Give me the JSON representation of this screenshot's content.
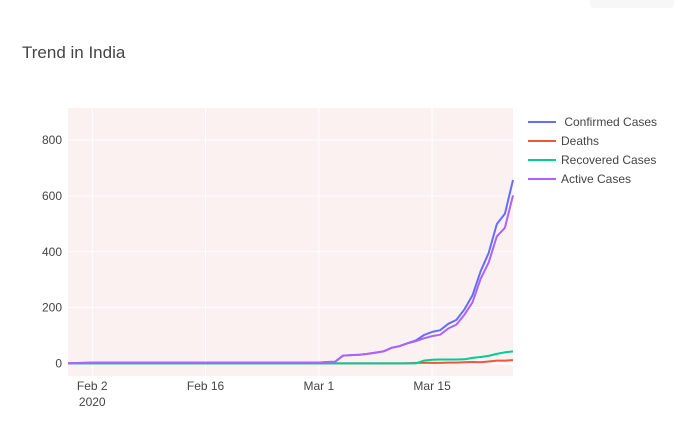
{
  "chart_data": {
    "type": "line",
    "title": "Trend in India",
    "xlabel": "",
    "ylabel": "",
    "x_axis": {
      "type": "date",
      "range": [
        "2020-01-30",
        "2020-03-25"
      ],
      "ticks": [
        {
          "date": "2020-02-02",
          "label": "Feb 2",
          "sublabel": "2020"
        },
        {
          "date": "2020-02-16",
          "label": "Feb 16",
          "sublabel": ""
        },
        {
          "date": "2020-03-01",
          "label": "Mar 1",
          "sublabel": ""
        },
        {
          "date": "2020-03-15",
          "label": "Mar 15",
          "sublabel": ""
        }
      ]
    },
    "y_axis": {
      "range": [
        -45,
        915
      ],
      "ticks": [
        0,
        200,
        400,
        600,
        800
      ]
    },
    "grid": true,
    "plot_background": "#fbf1f1",
    "legend_position": "right",
    "dates": [
      "2020-01-30",
      "2020-02-02",
      "2020-02-16",
      "2020-03-01",
      "2020-03-02",
      "2020-03-03",
      "2020-03-04",
      "2020-03-05",
      "2020-03-06",
      "2020-03-07",
      "2020-03-08",
      "2020-03-09",
      "2020-03-10",
      "2020-03-11",
      "2020-03-12",
      "2020-03-13",
      "2020-03-14",
      "2020-03-15",
      "2020-03-16",
      "2020-03-17",
      "2020-03-18",
      "2020-03-19",
      "2020-03-20",
      "2020-03-21",
      "2020-03-22",
      "2020-03-23",
      "2020-03-24",
      "2020-03-25"
    ],
    "series": [
      {
        "name": " Confirmed Cases",
        "color": "#636efa",
        "values": [
          1,
          3,
          3,
          3,
          5,
          6,
          28,
          30,
          31,
          34,
          39,
          43,
          56,
          62,
          73,
          82,
          102,
          113,
          119,
          142,
          156,
          194,
          244,
          330,
          396,
          499,
          536,
          657
        ]
      },
      {
        "name": "Deaths",
        "color": "#ef553b",
        "values": [
          0,
          0,
          0,
          0,
          0,
          0,
          0,
          0,
          0,
          0,
          0,
          0,
          0,
          0,
          1,
          2,
          2,
          2,
          2,
          3,
          3,
          4,
          5,
          4,
          7,
          10,
          10,
          12
        ]
      },
      {
        "name": "Recovered Cases",
        "color": "#00cc96",
        "values": [
          0,
          0,
          0,
          0,
          0,
          0,
          0,
          0,
          0,
          0,
          0,
          0,
          0,
          0,
          0,
          0,
          10,
          13,
          14,
          14,
          14,
          15,
          20,
          23,
          27,
          34,
          40,
          43
        ]
      },
      {
        "name": "Active Cases",
        "color": "#ab63fa",
        "values": [
          1,
          3,
          3,
          3,
          5,
          6,
          28,
          30,
          31,
          34,
          39,
          43,
          56,
          62,
          72,
          80,
          90,
          98,
          103,
          125,
          139,
          175,
          219,
          303,
          362,
          455,
          486,
          602
        ]
      }
    ]
  }
}
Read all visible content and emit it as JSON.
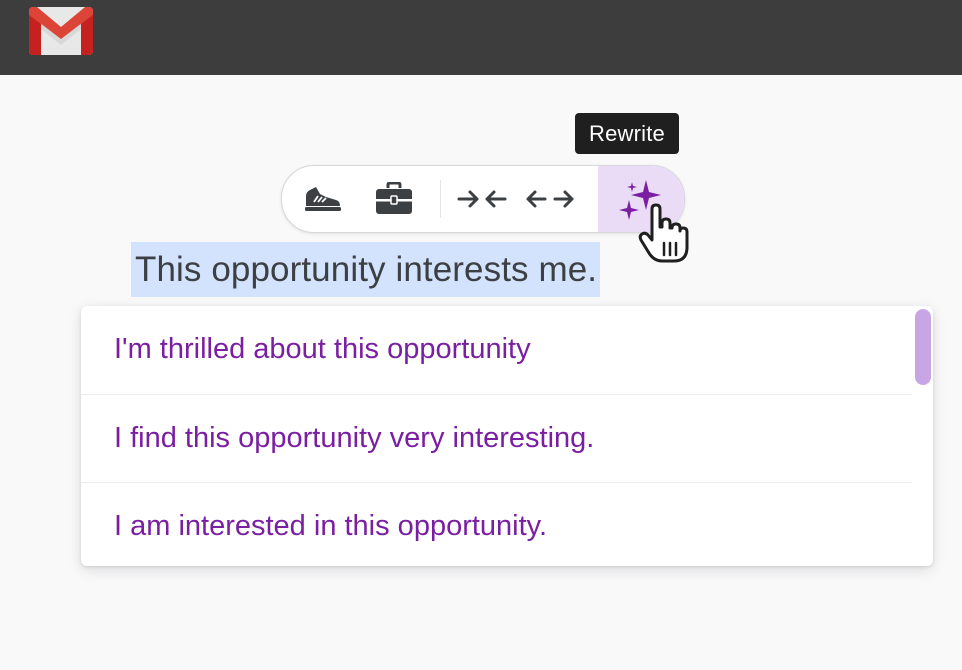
{
  "app": {
    "logo_icon": "gmail-logo"
  },
  "tooltip": {
    "text": "Rewrite"
  },
  "toolbar": {
    "buttons": [
      {
        "name": "formalize",
        "icon": "sneaker-icon"
      },
      {
        "name": "formalize-business",
        "icon": "briefcase-icon"
      },
      {
        "name": "shorten",
        "icon": "arrows-inward-icon"
      },
      {
        "name": "elaborate",
        "icon": "arrows-outward-icon"
      },
      {
        "name": "rewrite",
        "icon": "sparkle-icon",
        "active": true
      }
    ],
    "active_color": "#eadcf7",
    "sparkle_color": "#7b1fa2"
  },
  "editor": {
    "selected_text": "This opportunity interests me.",
    "selection_color": "#d3e3fd"
  },
  "suggestions": {
    "items": [
      "I'm thrilled about this opportunity",
      "I find this opportunity very interesting.",
      "I am interested in this opportunity."
    ],
    "text_color": "#7b1fa2",
    "scrollbar_color": "#c8a6e6"
  },
  "cursor": {
    "icon": "hand-pointer-icon"
  }
}
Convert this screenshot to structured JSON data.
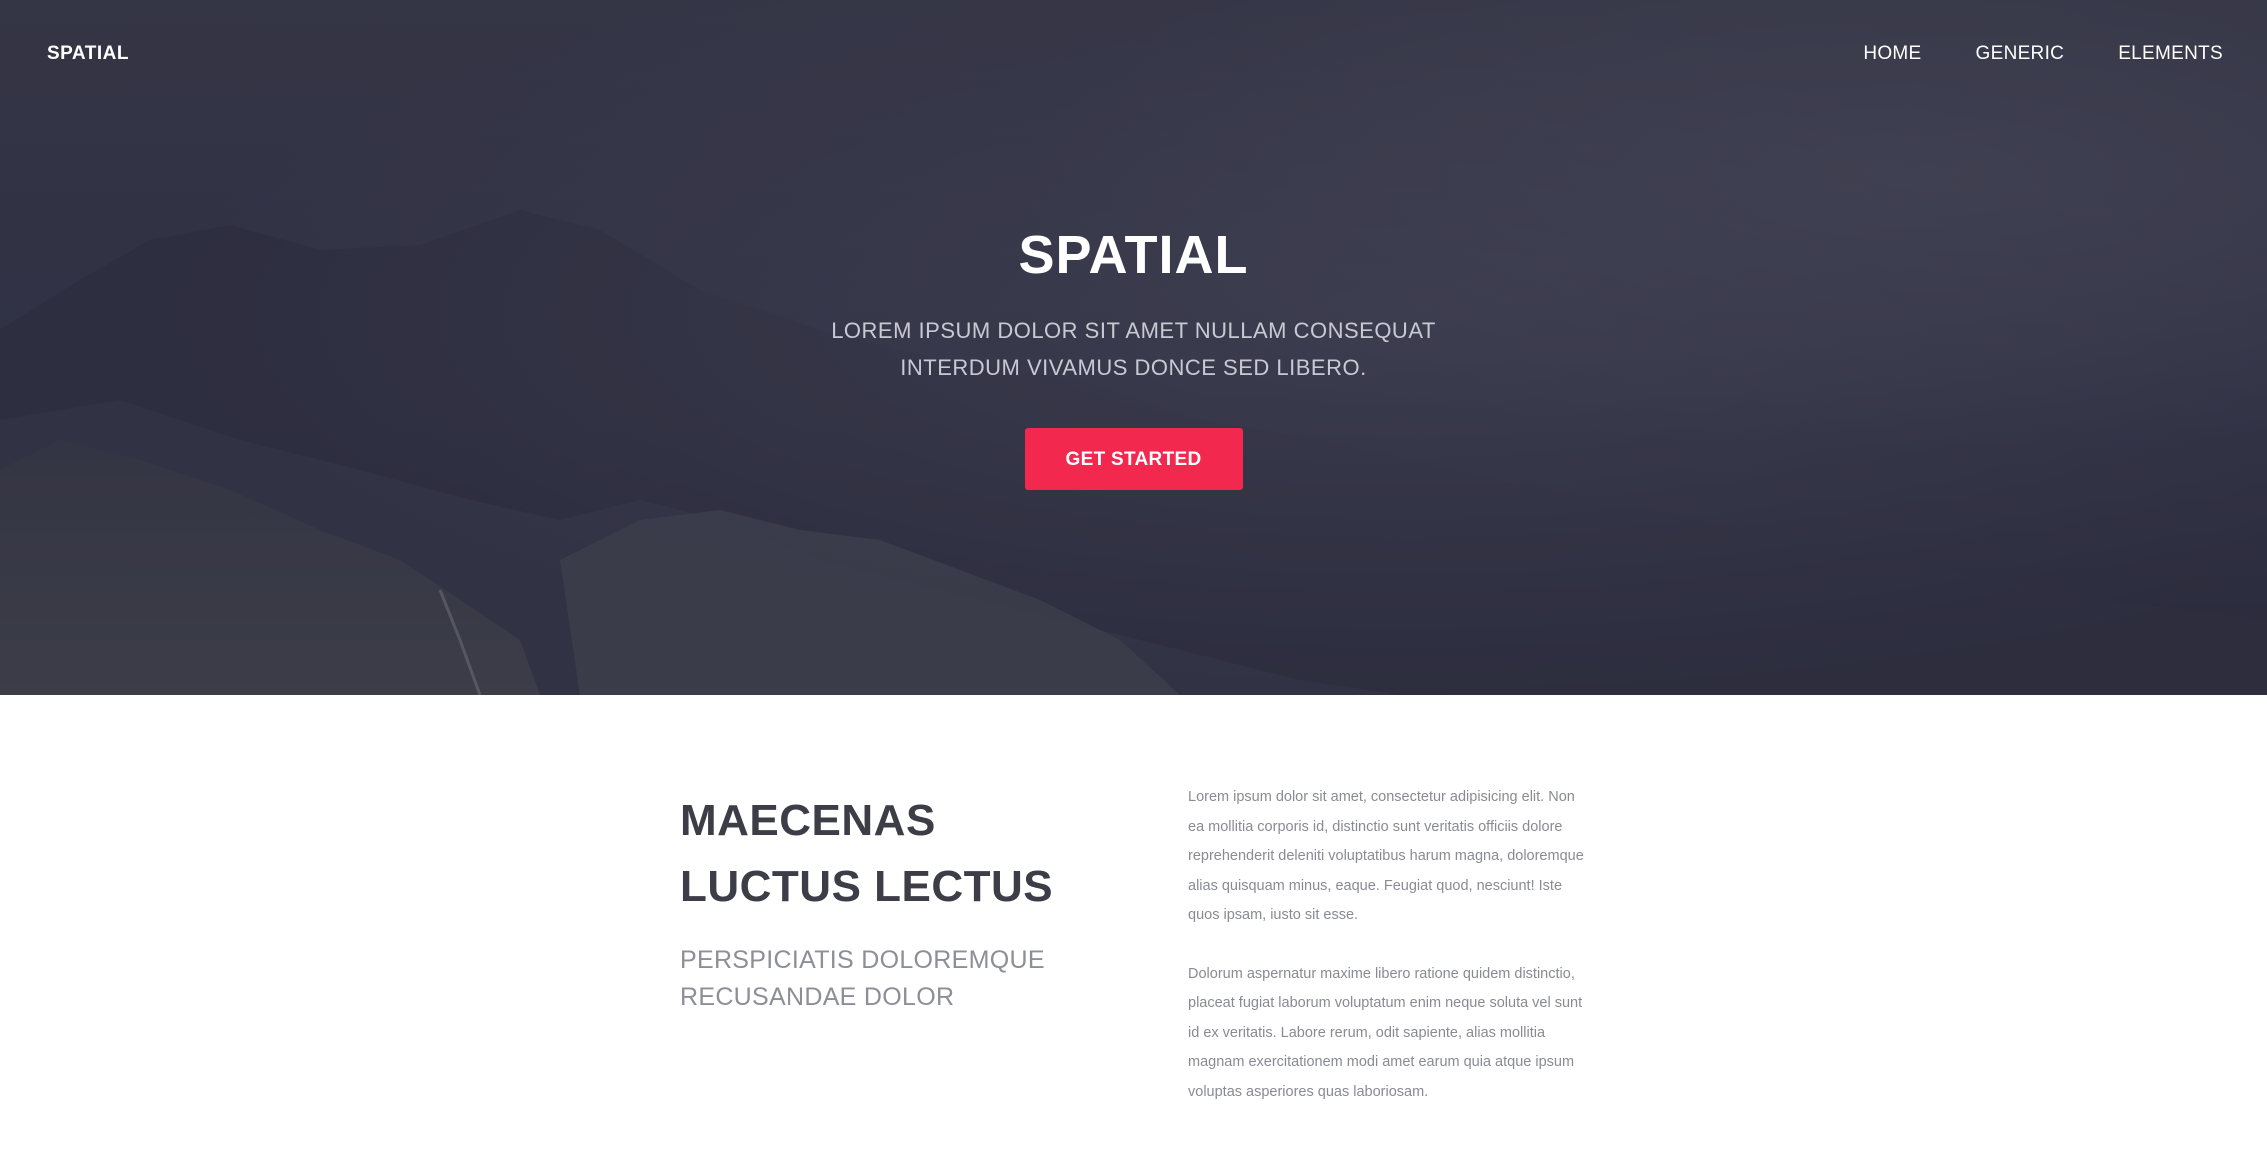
{
  "nav": {
    "logo": "SPATIAL",
    "links": [
      "HOME",
      "GENERIC",
      "ELEMENTS"
    ]
  },
  "hero": {
    "title": "SPATIAL",
    "subtitle": "LOREM IPSUM DOLOR SIT AMET NULLAM CONSEQUAT INTERDUM VIVAMUS DONCE SED LIBERO.",
    "button_label": "GET STARTED"
  },
  "section": {
    "heading": "MAECENAS LUCTUS LECTUS",
    "subheading": "PERSPICIATIS DOLOREMQUE RECUSANDAE DOLOR",
    "paragraphs": [
      "Lorem ipsum dolor sit amet, consectetur adipisicing elit. Non ea mollitia corporis id, distinctio sunt veritatis officiis dolore reprehenderit deleniti voluptatibus harum magna, doloremque alias quisquam minus, eaque. Feugiat quod, nesciunt! Iste quos ipsam, iusto sit esse.",
      "Dolorum aspernatur maxime libero ratione quidem distinctio, placeat fugiat laborum voluptatum enim neque soluta vel sunt id ex veritatis. Labore rerum, odit sapiente, alias mollitia magnam exercitationem modi amet earum quia atque ipsum voluptas asperiores quas laboriosam."
    ]
  },
  "colors": {
    "accent": "#f2284f",
    "hero_overlay": "#2d2e3d",
    "heading_text": "#3d3d47",
    "muted_text": "#8e8e98"
  }
}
----
## TASK REQUIREMENTS
Omit any images, then output the listing exactly.

## FINISHED EXERCISE
Give me the JSON representation of this screenshot's content.
{
  "chart_data": {
    "type": "line",
    "title": "Trend in India",
    "xlabel": "",
    "ylabel": "",
    "x_axis": {
      "type": "date",
      "range": [
        "2020-01-30",
        "2020-03-25"
      ],
      "ticks": [
        {
          "date": "2020-02-02",
          "label": "Feb 2",
          "sublabel": "2020"
        },
        {
          "date": "2020-02-16",
          "label": "Feb 16",
          "sublabel": ""
        },
        {
          "date": "2020-03-01",
          "label": "Mar 1",
          "sublabel": ""
        },
        {
          "date": "2020-03-15",
          "label": "Mar 15",
          "sublabel": ""
        }
      ]
    },
    "y_axis": {
      "range": [
        -45,
        915
      ],
      "ticks": [
        0,
        200,
        400,
        600,
        800
      ]
    },
    "grid": true,
    "plot_background": "#fbf1f1",
    "legend_position": "right",
    "dates": [
      "2020-01-30",
      "2020-02-02",
      "2020-02-16",
      "2020-03-01",
      "2020-03-02",
      "2020-03-03",
      "2020-03-04",
      "2020-03-05",
      "2020-03-06",
      "2020-03-07",
      "2020-03-08",
      "2020-03-09",
      "2020-03-10",
      "2020-03-11",
      "2020-03-12",
      "2020-03-13",
      "2020-03-14",
      "2020-03-15",
      "2020-03-16",
      "2020-03-17",
      "2020-03-18",
      "2020-03-19",
      "2020-03-20",
      "2020-03-21",
      "2020-03-22",
      "2020-03-23",
      "2020-03-24",
      "2020-03-25"
    ],
    "series": [
      {
        "name": " Confirmed Cases",
        "color": "#636efa",
        "values": [
          1,
          3,
          3,
          3,
          5,
          6,
          28,
          30,
          31,
          34,
          39,
          43,
          56,
          62,
          73,
          82,
          102,
          113,
          119,
          142,
          156,
          194,
          244,
          330,
          396,
          499,
          536,
          657
        ]
      },
      {
        "name": "Deaths",
        "color": "#ef553b",
        "values": [
          0,
          0,
          0,
          0,
          0,
          0,
          0,
          0,
          0,
          0,
          0,
          0,
          0,
          0,
          1,
          2,
          2,
          2,
          2,
          3,
          3,
          4,
          5,
          4,
          7,
          10,
          10,
          12
        ]
      },
      {
        "name": "Recovered Cases",
        "color": "#00cc96",
        "values": [
          0,
          0,
          0,
          0,
          0,
          0,
          0,
          0,
          0,
          0,
          0,
          0,
          0,
          0,
          0,
          0,
          10,
          13,
          14,
          14,
          14,
          15,
          20,
          23,
          27,
          34,
          40,
          43
        ]
      },
      {
        "name": "Active Cases",
        "color": "#ab63fa",
        "values": [
          1,
          3,
          3,
          3,
          5,
          6,
          28,
          30,
          31,
          34,
          39,
          43,
          56,
          62,
          72,
          80,
          90,
          98,
          103,
          125,
          139,
          175,
          219,
          303,
          362,
          455,
          486,
          602
        ]
      }
    ]
  }
}
Read all visible content and emit it as JSON.
{
  "app": {
    "logo_icon": "gmail-logo"
  },
  "tooltip": {
    "text": "Rewrite"
  },
  "toolbar": {
    "buttons": [
      {
        "name": "formalize",
        "icon": "sneaker-icon"
      },
      {
        "name": "formalize-business",
        "icon": "briefcase-icon"
      },
      {
        "name": "shorten",
        "icon": "arrows-inward-icon"
      },
      {
        "name": "elaborate",
        "icon": "arrows-outward-icon"
      },
      {
        "name": "rewrite",
        "icon": "sparkle-icon",
        "active": true
      }
    ],
    "active_color": "#eadcf7",
    "sparkle_color": "#7b1fa2"
  },
  "editor": {
    "selected_text": "This opportunity interests me.",
    "selection_color": "#d3e3fd"
  },
  "suggestions": {
    "items": [
      "I'm thrilled about this opportunity",
      "I find this opportunity very interesting.",
      "I am interested in this opportunity."
    ],
    "text_color": "#7b1fa2",
    "scrollbar_color": "#c8a6e6"
  },
  "cursor": {
    "icon": "hand-pointer-icon"
  }
}
Convert this screenshot to structured JSON data.
{
  "nav": {
    "logo": "SPATIAL",
    "links": [
      "HOME",
      "GENERIC",
      "ELEMENTS"
    ]
  },
  "hero": {
    "title": "SPATIAL",
    "subtitle": "LOREM IPSUM DOLOR SIT AMET NULLAM CONSEQUAT INTERDUM VIVAMUS DONCE SED LIBERO.",
    "button_label": "GET STARTED"
  },
  "section": {
    "heading": "MAECENAS LUCTUS LECTUS",
    "subheading": "PERSPICIATIS DOLOREMQUE RECUSANDAE DOLOR",
    "paragraphs": [
      "Lorem ipsum dolor sit amet, consectetur adipisicing elit. Non ea mollitia corporis id, distinctio sunt veritatis officiis dolore reprehenderit deleniti voluptatibus harum magna, doloremque alias quisquam minus, eaque. Feugiat quod, nesciunt! Iste quos ipsam, iusto sit esse.",
      "Dolorum aspernatur maxime libero ratione quidem distinctio, placeat fugiat laborum voluptatum enim neque soluta vel sunt id ex veritatis. Labore rerum, odit sapiente, alias mollitia magnam exercitationem modi amet earum quia atque ipsum voluptas asperiores quas laboriosam."
    ]
  },
  "colors": {
    "accent": "#f2284f",
    "hero_overlay": "#2d2e3d",
    "heading_text": "#3d3d47",
    "muted_text": "#8e8e98"
  }
}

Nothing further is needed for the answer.